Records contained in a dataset
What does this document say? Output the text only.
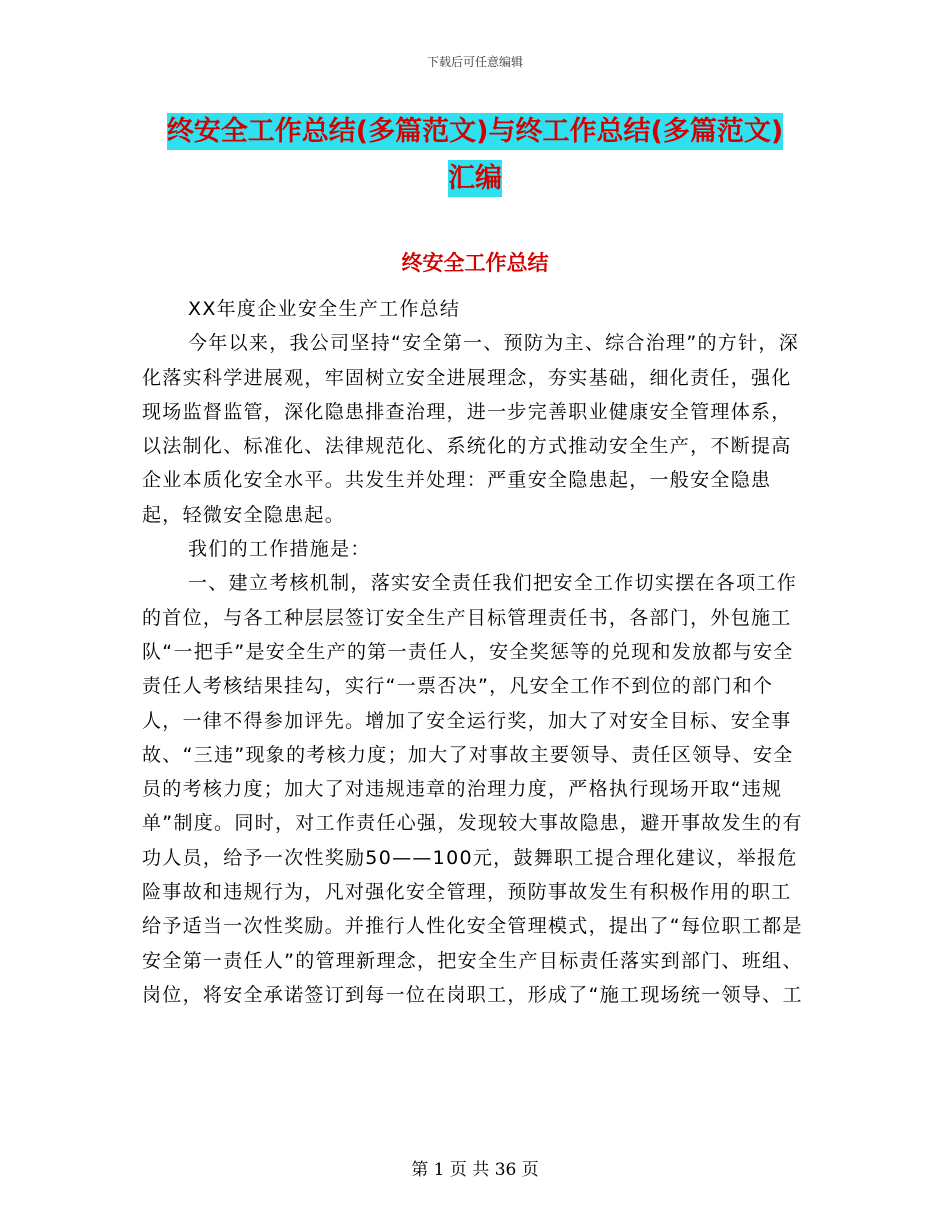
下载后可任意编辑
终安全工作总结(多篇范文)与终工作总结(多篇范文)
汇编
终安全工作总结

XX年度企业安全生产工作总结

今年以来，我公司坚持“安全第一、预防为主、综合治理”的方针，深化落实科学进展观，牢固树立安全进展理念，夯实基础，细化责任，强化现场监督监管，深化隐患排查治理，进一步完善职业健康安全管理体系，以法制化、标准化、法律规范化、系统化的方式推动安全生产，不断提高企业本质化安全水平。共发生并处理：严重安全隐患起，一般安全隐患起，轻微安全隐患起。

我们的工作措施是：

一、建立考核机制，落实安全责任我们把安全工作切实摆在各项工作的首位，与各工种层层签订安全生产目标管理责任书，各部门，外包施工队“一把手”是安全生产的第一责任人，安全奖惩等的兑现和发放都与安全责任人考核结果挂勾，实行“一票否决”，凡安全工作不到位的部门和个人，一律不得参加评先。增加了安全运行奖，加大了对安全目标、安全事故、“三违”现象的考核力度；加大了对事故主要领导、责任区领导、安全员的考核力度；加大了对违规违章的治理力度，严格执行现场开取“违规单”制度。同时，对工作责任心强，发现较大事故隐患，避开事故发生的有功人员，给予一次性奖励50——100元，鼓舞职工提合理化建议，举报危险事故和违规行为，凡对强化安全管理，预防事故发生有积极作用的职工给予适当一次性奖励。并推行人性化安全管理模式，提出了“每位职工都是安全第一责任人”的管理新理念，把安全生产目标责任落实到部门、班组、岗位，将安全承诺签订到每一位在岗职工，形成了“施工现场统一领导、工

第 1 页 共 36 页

* * *

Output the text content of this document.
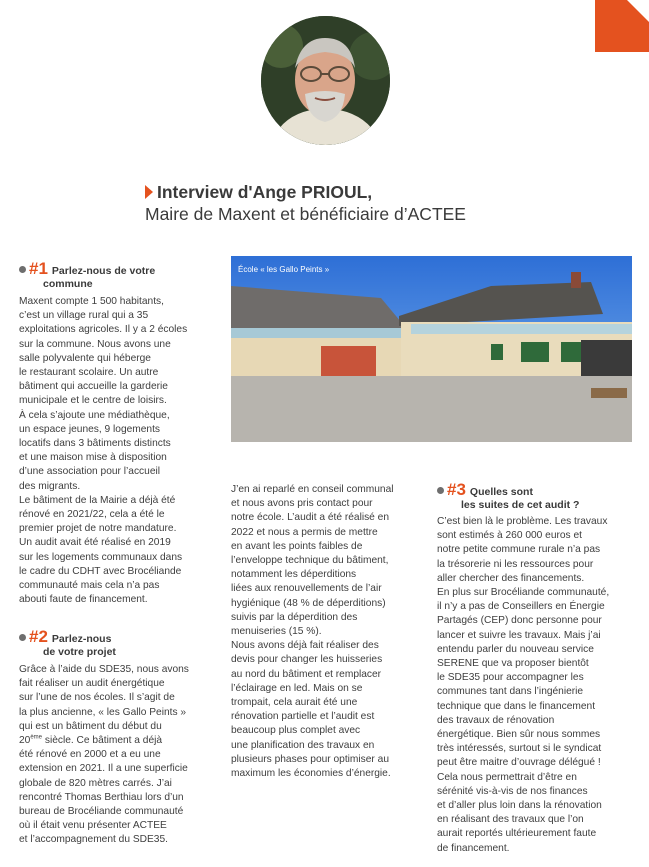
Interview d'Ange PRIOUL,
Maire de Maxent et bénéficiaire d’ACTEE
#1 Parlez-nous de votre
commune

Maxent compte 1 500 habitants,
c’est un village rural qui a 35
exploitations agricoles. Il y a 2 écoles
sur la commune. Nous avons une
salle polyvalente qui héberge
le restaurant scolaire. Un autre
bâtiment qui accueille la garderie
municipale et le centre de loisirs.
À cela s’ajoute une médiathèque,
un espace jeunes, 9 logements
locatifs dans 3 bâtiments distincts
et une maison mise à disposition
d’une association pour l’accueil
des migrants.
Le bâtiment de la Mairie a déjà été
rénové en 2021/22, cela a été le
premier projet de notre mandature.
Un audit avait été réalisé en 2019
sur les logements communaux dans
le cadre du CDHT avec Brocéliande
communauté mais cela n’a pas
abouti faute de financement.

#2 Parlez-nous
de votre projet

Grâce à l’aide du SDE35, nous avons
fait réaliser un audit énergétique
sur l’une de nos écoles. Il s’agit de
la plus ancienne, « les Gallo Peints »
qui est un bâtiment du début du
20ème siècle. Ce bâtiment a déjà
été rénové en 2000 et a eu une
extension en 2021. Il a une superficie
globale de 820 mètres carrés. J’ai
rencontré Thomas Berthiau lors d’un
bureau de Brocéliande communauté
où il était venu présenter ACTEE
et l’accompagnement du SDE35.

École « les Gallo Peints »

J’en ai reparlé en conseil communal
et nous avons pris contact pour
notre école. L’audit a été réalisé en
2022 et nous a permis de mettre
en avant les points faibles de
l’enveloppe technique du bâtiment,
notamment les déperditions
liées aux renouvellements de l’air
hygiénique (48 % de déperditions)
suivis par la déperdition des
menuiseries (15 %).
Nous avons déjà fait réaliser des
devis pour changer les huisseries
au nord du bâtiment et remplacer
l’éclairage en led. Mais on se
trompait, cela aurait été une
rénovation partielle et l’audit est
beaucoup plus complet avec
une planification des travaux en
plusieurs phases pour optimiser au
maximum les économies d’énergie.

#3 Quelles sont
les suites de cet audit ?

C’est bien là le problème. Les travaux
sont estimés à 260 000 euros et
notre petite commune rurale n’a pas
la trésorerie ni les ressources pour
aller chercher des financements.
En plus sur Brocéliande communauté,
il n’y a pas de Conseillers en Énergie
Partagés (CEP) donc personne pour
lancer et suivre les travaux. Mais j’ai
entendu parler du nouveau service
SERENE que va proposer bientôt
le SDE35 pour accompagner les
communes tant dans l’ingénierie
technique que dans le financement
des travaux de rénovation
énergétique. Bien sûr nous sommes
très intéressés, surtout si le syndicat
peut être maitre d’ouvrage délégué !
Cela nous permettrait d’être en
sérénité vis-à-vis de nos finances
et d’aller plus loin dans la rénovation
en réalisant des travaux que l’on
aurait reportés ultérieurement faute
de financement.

The request: Which lines hold the string "aurait"? Copy all of them from the data above.

Worked answer:
trompait, cela aurait été une
aurait reportés ultérieurement faute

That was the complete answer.